Directions for this task:
Format each line of the data below as a JSON list of strings, with one string per line and no blank lines.

Data from a collection:
########
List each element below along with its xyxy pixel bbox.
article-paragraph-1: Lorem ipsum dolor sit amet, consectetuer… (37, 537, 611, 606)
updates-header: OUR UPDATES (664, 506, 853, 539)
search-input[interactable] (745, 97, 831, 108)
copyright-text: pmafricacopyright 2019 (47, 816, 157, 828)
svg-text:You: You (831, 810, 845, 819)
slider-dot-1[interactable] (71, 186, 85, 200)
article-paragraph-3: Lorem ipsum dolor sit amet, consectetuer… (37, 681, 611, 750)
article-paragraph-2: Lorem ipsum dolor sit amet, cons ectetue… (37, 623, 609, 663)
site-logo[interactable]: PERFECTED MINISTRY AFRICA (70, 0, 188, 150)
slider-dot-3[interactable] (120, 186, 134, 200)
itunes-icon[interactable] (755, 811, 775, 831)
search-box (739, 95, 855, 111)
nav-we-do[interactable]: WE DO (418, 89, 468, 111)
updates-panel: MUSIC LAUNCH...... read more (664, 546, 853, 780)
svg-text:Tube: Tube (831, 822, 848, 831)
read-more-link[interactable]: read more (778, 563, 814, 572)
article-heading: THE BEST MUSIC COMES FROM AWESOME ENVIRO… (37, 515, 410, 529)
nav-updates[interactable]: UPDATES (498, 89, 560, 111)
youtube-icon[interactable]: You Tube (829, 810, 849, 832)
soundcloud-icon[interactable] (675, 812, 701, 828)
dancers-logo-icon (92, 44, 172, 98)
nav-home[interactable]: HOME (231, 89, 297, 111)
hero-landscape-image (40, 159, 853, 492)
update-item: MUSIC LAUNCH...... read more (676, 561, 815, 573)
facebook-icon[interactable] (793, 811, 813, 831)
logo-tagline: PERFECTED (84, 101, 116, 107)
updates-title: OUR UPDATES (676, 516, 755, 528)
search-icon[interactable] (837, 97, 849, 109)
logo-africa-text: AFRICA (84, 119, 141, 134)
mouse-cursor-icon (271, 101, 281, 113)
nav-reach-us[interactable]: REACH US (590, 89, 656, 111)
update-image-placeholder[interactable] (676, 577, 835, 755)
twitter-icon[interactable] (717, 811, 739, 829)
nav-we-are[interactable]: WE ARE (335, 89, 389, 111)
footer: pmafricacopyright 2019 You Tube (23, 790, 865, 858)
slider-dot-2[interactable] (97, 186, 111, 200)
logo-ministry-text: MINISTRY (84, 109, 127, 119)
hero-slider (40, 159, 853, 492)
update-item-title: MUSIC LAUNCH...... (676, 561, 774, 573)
########
Final result:
[
  "List each element below along with its xyxy pixel bbox.",
  "article-paragraph-1: Lorem ipsum dolor sit amet, consectetuer… (37, 537, 611, 606)",
  "updates-header: OUR UPDATES (664, 506, 853, 539)",
  "search-input[interactable] (745, 97, 831, 108)",
  "copyright-text: pmafricacopyright 2019 (47, 816, 157, 828)",
  "svg-text:You: You (831, 810, 845, 819)",
  "slider-dot-1[interactable] (71, 186, 85, 200)",
  "article-paragraph-3: Lorem ipsum dolor sit amet, consectetuer… (37, 681, 611, 750)",
  "article-paragraph-2: Lorem ipsum dolor sit amet, cons ectetue… (37, 623, 609, 663)",
  "site-logo[interactable]: PERFECTED MINISTRY AFRICA (70, 0, 188, 150)",
  "slider-dot-3[interactable] (120, 186, 134, 200)",
  "itunes-icon[interactable] (755, 811, 775, 831)",
  "search-box (739, 95, 855, 111)",
  "nav-we-do[interactable]: WE DO (418, 89, 468, 111)",
  "updates-panel: MUSIC LAUNCH...... read more (664, 546, 853, 780)",
  "svg-text:Tube: Tube (831, 822, 848, 831)",
  "read-more-link[interactable]: read more (778, 563, 814, 572)",
  "article-heading: THE BEST MUSIC COMES FROM AWESOME ENVIRO… (37, 515, 410, 529)",
  "nav-updates[interactable]: UPDATES (498, 89, 560, 111)",
  "youtube-icon[interactable]: You Tube (829, 810, 849, 832)",
  "soundcloud-icon[interactable] (675, 812, 701, 828)",
  "dancers-logo-icon (92, 44, 172, 98)",
  "nav-home[interactable]: HOME (231, 89, 297, 111)",
  "hero-landscape-image (40, 159, 853, 492)",
  "update-item: MUSIC LAUNCH...... read more (676, 561, 815, 573)",
  "facebook-icon[interactable] (793, 811, 813, 831)",
  "logo-tagline: PERFECTED (84, 101, 116, 107)",
  "updates-title: OUR UPDATES (676, 516, 755, 528)",
  "search-icon[interactable] (837, 97, 849, 109)",
  "logo-africa-text: AFRICA (84, 119, 141, 134)",
  "mouse-cursor-icon (271, 101, 281, 113)",
  "nav-reach-us[interactable]: REACH US (590, 89, 656, 111)",
  "update-image-placeholder[interactable] (676, 577, 835, 755)",
  "twitter-icon[interactable] (717, 811, 739, 829)",
  "nav-we-are[interactable]: WE ARE (335, 89, 389, 111)",
  "footer: pmafricacopyright 2019 You Tube (23, 790, 865, 858)",
  "slider-dot-2[interactable] (97, 186, 111, 200)",
  "logo-ministry-text: MINISTRY (84, 109, 127, 119)",
  "hero-slider (40, 159, 853, 492)",
  "update-item-title: MUSIC LAUNCH...... (676, 561, 774, 573)"
]